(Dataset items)
"""

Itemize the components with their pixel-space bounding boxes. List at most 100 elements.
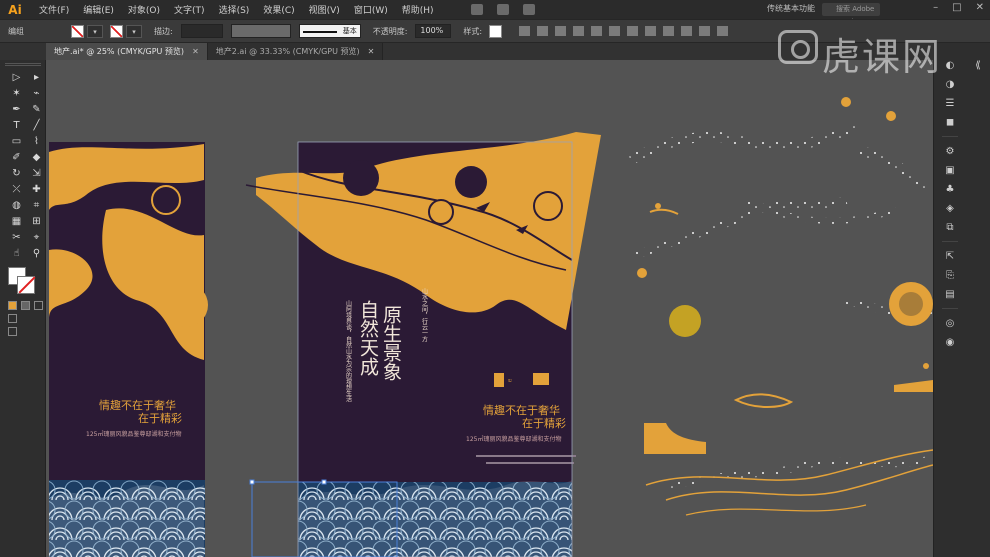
links-icon[interactable]: ⇱ bbox=[942, 248, 958, 264]
graphic-styles-icon[interactable]: ▣ bbox=[942, 162, 958, 178]
center-tagline-1: 情趣不在于奢华 bbox=[483, 403, 560, 417]
menu-file[interactable]: 文件(F) bbox=[32, 3, 76, 16]
menu-help[interactable]: 帮助(H) bbox=[395, 3, 441, 16]
sun-circle[interactable] bbox=[669, 305, 701, 337]
tab-document-1[interactable]: 地产.ai* @ 25% (CMYK/GPU 预览) ✕ bbox=[46, 43, 208, 60]
align-left-icon[interactable] bbox=[519, 26, 531, 36]
artboard-tool-icon[interactable]: ⌖ bbox=[28, 230, 45, 245]
appearance-icon[interactable]: ⚙ bbox=[942, 143, 958, 159]
scale-tool-icon[interactable]: ⇲ bbox=[28, 166, 45, 181]
arrange-documents-icon[interactable] bbox=[496, 4, 509, 15]
distribute-left-icon[interactable] bbox=[627, 26, 639, 36]
width-tool-icon[interactable]: ⤫ bbox=[8, 182, 25, 197]
align-top-icon[interactable] bbox=[573, 26, 585, 36]
recolor-icon[interactable] bbox=[717, 26, 729, 36]
distribute-right-icon[interactable] bbox=[663, 26, 675, 36]
mesh-tool-icon[interactable]: ▦ bbox=[8, 214, 25, 229]
selection-handle[interactable] bbox=[321, 479, 327, 485]
opacity-field[interactable]: 100% bbox=[415, 24, 452, 38]
shape-builder-icon[interactable]: ◍ bbox=[8, 198, 25, 213]
stroke-swatch[interactable] bbox=[110, 24, 123, 38]
align-right-icon[interactable] bbox=[555, 26, 567, 36]
selection-tool-icon[interactable]: ▷ bbox=[8, 70, 25, 85]
bridge-icon[interactable] bbox=[470, 4, 483, 15]
menu-view[interactable]: 视图(V) bbox=[302, 3, 347, 16]
tab-document-2[interactable]: 地产2.ai @ 33.33% (CMYK/GPU 预览) ✕ bbox=[207, 43, 384, 60]
magic-wand-icon[interactable]: ✶ bbox=[8, 86, 25, 101]
paintbrush-icon[interactable]: ⌇ bbox=[28, 134, 45, 149]
graphic-style-swatch[interactable] bbox=[489, 24, 503, 38]
menu-select[interactable]: 选择(S) bbox=[212, 3, 257, 16]
gradient-tool-icon[interactable]: ⊞ bbox=[28, 214, 45, 229]
close-tab-icon[interactable]: ✕ bbox=[192, 47, 199, 56]
menu-effect[interactable]: 效果(C) bbox=[256, 3, 301, 16]
scissors-icon[interactable]: ✂ bbox=[8, 230, 25, 245]
stroke-dropdown[interactable]: ▾ bbox=[126, 24, 142, 38]
pencil-icon[interactable]: ✐ bbox=[8, 150, 25, 165]
menu-edit[interactable]: 编辑(E) bbox=[76, 3, 121, 16]
transparency-icon[interactable]: ◉ bbox=[942, 334, 958, 350]
dock-separator bbox=[942, 241, 958, 242]
variable-width-profile[interactable] bbox=[230, 24, 291, 38]
transform-panel-icon[interactable]: ⎘ bbox=[942, 267, 958, 283]
lasso-icon[interactable]: ⌁ bbox=[28, 86, 45, 101]
maximize-icon[interactable]: □ bbox=[952, 2, 961, 13]
gpu-rocket-icon[interactable] bbox=[522, 4, 535, 15]
fill-dropdown[interactable]: ▾ bbox=[87, 24, 103, 38]
isolate-icon[interactable] bbox=[699, 26, 711, 36]
hand-tool-icon[interactable]: ☝ bbox=[8, 246, 25, 261]
curvature-tool-icon[interactable]: ✎ bbox=[28, 102, 45, 117]
flower-small[interactable] bbox=[886, 111, 896, 121]
puppet-warp-icon[interactable]: ✚ bbox=[28, 182, 45, 197]
properties-panel-icon[interactable]: ☰ bbox=[942, 95, 958, 111]
align-panel-icon[interactable]: ▤ bbox=[942, 286, 958, 302]
fill-swatch[interactable] bbox=[71, 24, 84, 38]
none-mode-icon[interactable] bbox=[34, 301, 43, 310]
screen-mode-icon[interactable] bbox=[8, 327, 17, 336]
flower-small[interactable] bbox=[841, 97, 851, 107]
rectangle-tool-icon[interactable]: ▭ bbox=[8, 134, 25, 149]
pathfinder-icon[interactable]: ◎ bbox=[942, 315, 958, 331]
fill-stroke-widget[interactable] bbox=[8, 267, 38, 297]
decor-elements[interactable] bbox=[628, 97, 933, 516]
direct-selection-tool-icon[interactable]: ▸ bbox=[28, 70, 45, 85]
distribute-center-icon[interactable] bbox=[645, 26, 657, 36]
align-middle-icon[interactable] bbox=[591, 26, 603, 36]
selection-handle[interactable] bbox=[249, 479, 255, 485]
draw-mode-icon[interactable] bbox=[8, 314, 17, 323]
watermark: 虎课网 bbox=[778, 20, 978, 79]
symbols-icon[interactable]: ♣ bbox=[942, 181, 958, 197]
stroke-weight-field[interactable] bbox=[180, 24, 223, 38]
flower-small[interactable] bbox=[637, 268, 647, 278]
panel-grip[interactable] bbox=[4, 63, 41, 66]
close-tab-icon[interactable]: ✕ bbox=[368, 47, 375, 56]
zoom-tool-icon[interactable]: ⚲ bbox=[28, 246, 45, 261]
line-tool-icon[interactable]: ╱ bbox=[28, 118, 45, 133]
perspective-grid-icon[interactable]: ⌗ bbox=[28, 198, 45, 213]
poster-center[interactable]: 原生景象 自然天成 山阿境界谈，自然山水为宗的理想生活 山水之间，行云一方 ಲ … bbox=[245, 132, 601, 557]
menu-window[interactable]: 窗口(W) bbox=[347, 3, 395, 16]
type-tool-icon[interactable]: T bbox=[8, 118, 25, 133]
poster-left[interactable]: 情趣不在于奢华 在于精彩 125㎡瑰丽风貌品鉴尊邸湖和支付物 bbox=[49, 142, 208, 557]
artboards-icon[interactable]: ⧉ bbox=[942, 219, 958, 235]
swatches-icon[interactable]: ◼ bbox=[942, 114, 958, 130]
brush-definition[interactable]: 基本 bbox=[298, 24, 361, 38]
color-guide-icon[interactable]: ◑ bbox=[942, 76, 958, 92]
pen-tool-icon[interactable]: ✒ bbox=[8, 102, 25, 117]
close-icon[interactable]: ✕ bbox=[976, 2, 984, 13]
artboard-canvas[interactable]: 情趣不在于奢华 在于精彩 125㎡瑰丽风貌品鉴尊邸湖和支付物 原生景象 自然天成 bbox=[46, 60, 933, 557]
transform-icon[interactable] bbox=[681, 26, 693, 36]
minimize-icon[interactable]: – bbox=[933, 2, 938, 13]
menu-object[interactable]: 对象(O) bbox=[121, 3, 167, 16]
rotate-tool-icon[interactable]: ↻ bbox=[8, 166, 25, 181]
workspace-switcher[interactable]: 传统基本功能 bbox=[767, 3, 815, 14]
color-mode-icon[interactable] bbox=[8, 301, 17, 310]
align-bottom-icon[interactable] bbox=[609, 26, 621, 36]
layers-icon[interactable]: ◈ bbox=[942, 200, 958, 216]
stock-search-input[interactable]: 搜索 Adobe Stock bbox=[822, 3, 880, 26]
eraser-icon[interactable]: ◆ bbox=[28, 150, 45, 165]
gradient-mode-icon[interactable] bbox=[21, 301, 30, 310]
align-center-icon[interactable] bbox=[537, 26, 549, 36]
stroke-box[interactable] bbox=[17, 276, 35, 294]
menu-type[interactable]: 文字(T) bbox=[167, 3, 212, 16]
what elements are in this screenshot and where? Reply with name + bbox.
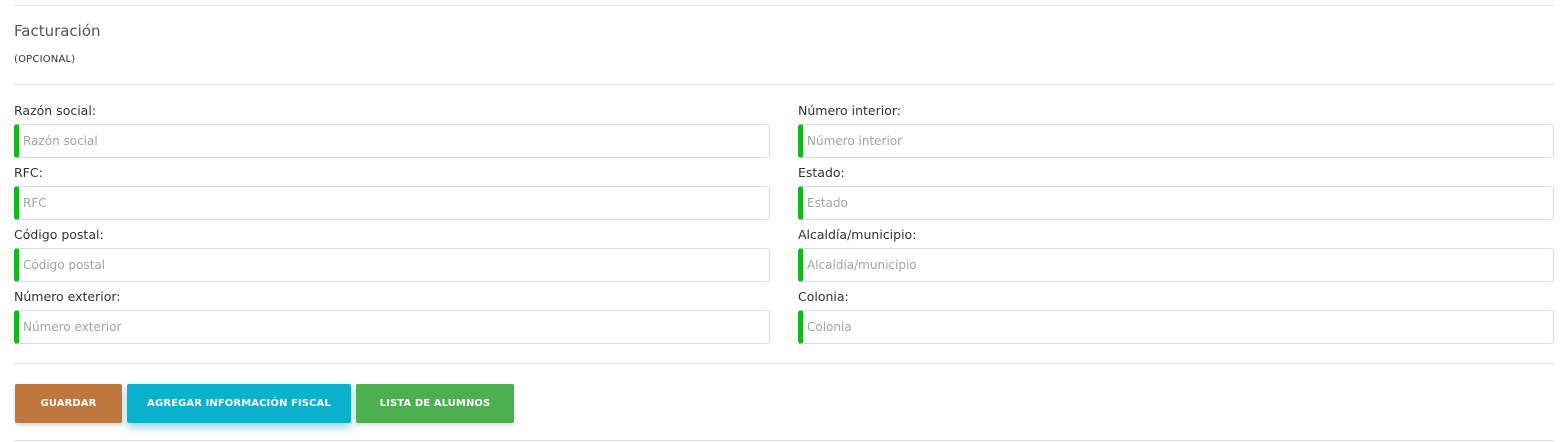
section-title: Facturación xyxy=(14,22,101,40)
rfc-label: RFC: xyxy=(14,165,43,180)
colonia-label: Colonia: xyxy=(798,289,849,304)
razon-social-input[interactable] xyxy=(14,124,770,158)
numero-exterior-input[interactable] xyxy=(14,310,770,344)
estado-group: Estado: xyxy=(798,166,1554,220)
numero-interior-label: Número interior: xyxy=(798,103,902,118)
save-button[interactable]: GUARDAR xyxy=(15,384,122,423)
section-optional-note: (OPCIONAL) xyxy=(14,54,76,65)
colonia-group: Colonia: xyxy=(798,290,1554,344)
rfc-group: RFC: xyxy=(14,166,770,220)
divider-top xyxy=(14,5,1554,6)
razon-social-label: Razón social: xyxy=(14,103,97,118)
estado-label: Estado: xyxy=(798,165,845,180)
razon-social-group: Razón social: xyxy=(14,104,770,158)
codigo-postal-input[interactable] xyxy=(14,248,770,282)
rfc-input[interactable] xyxy=(14,186,770,220)
codigo-postal-group: Código postal: xyxy=(14,228,770,282)
estado-input[interactable] xyxy=(798,186,1554,220)
student-list-button[interactable]: LISTA DE ALUMNOS xyxy=(356,384,514,423)
alcaldia-label: Alcaldía/municipio: xyxy=(798,227,917,242)
numero-interior-input[interactable] xyxy=(798,124,1554,158)
numero-exterior-group: Número exterior: xyxy=(14,290,770,344)
divider-bottom xyxy=(14,440,1554,441)
numero-interior-group: Número interior: xyxy=(798,104,1554,158)
numero-exterior-label: Número exterior: xyxy=(14,289,121,304)
alcaldia-group: Alcaldía/municipio: xyxy=(798,228,1554,282)
add-fiscal-info-button[interactable]: AGREGAR INFORMACIÓN FISCAL xyxy=(127,384,351,423)
codigo-postal-label: Código postal: xyxy=(14,227,104,242)
divider-actions xyxy=(14,363,1554,364)
divider-header xyxy=(14,84,1554,85)
colonia-input[interactable] xyxy=(798,310,1554,344)
alcaldia-input[interactable] xyxy=(798,248,1554,282)
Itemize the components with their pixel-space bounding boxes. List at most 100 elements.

"""

▸ **SET PROBLEM**
Copy out, word for word, the stretch of the material above from the line that contains "section-title: Facturación xyxy=(14,22,101,40)" through the line that contains "razon-social-label: Razón social: xyxy=(14,103,97,118)", including both of those lines.

▸ **COMPLETE RESPONSE**
section-title: Facturación xyxy=(14,22,101,40)
rfc-label: RFC: xyxy=(14,165,43,180)
colonia-label: Colonia: xyxy=(798,289,849,304)
razon-social-input[interactable] xyxy=(14,124,770,158)
numero-exterior-input[interactable] xyxy=(14,310,770,344)
estado-group: Estado: xyxy=(798,166,1554,220)
numero-interior-label: Número interior: xyxy=(798,103,902,118)
save-button[interactable]: GUARDAR xyxy=(15,384,122,423)
section-optional-note: (OPCIONAL) xyxy=(14,54,76,65)
colonia-group: Colonia: xyxy=(798,290,1554,344)
rfc-group: RFC: xyxy=(14,166,770,220)
divider-top xyxy=(14,5,1554,6)
razon-social-label: Razón social: xyxy=(14,103,97,118)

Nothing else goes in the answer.